Records for the exercise =
------------------------------

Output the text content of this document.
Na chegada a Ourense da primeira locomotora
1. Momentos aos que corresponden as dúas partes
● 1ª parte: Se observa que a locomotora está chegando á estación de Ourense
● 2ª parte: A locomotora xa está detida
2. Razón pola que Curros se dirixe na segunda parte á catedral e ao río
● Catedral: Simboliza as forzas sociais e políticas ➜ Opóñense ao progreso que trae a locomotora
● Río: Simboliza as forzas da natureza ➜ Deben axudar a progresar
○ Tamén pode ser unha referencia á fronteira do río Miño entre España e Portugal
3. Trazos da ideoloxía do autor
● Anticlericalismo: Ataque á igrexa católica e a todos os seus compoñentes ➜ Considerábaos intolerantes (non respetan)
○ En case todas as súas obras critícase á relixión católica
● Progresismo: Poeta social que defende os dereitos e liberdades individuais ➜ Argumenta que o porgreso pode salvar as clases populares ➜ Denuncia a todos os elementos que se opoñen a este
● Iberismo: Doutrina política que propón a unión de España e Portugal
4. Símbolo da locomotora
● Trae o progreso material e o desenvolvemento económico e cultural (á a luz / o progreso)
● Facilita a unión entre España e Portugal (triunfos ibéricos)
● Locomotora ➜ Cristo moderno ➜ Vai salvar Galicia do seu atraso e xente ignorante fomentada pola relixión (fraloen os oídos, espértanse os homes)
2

------------------------------

Task instructions =
In the records above, find each line with the word "pode" and copy it.

Task response =
○ Tamén pode ser unha referencia á fronteira do río Miño entre España e Portugal
● Progresismo: Poeta social que defende os dereitos e liberdades individuais ➜ Argumenta que o porgreso pode salvar as clases populares ➜ Denuncia a todos os elementos que se opoñen a este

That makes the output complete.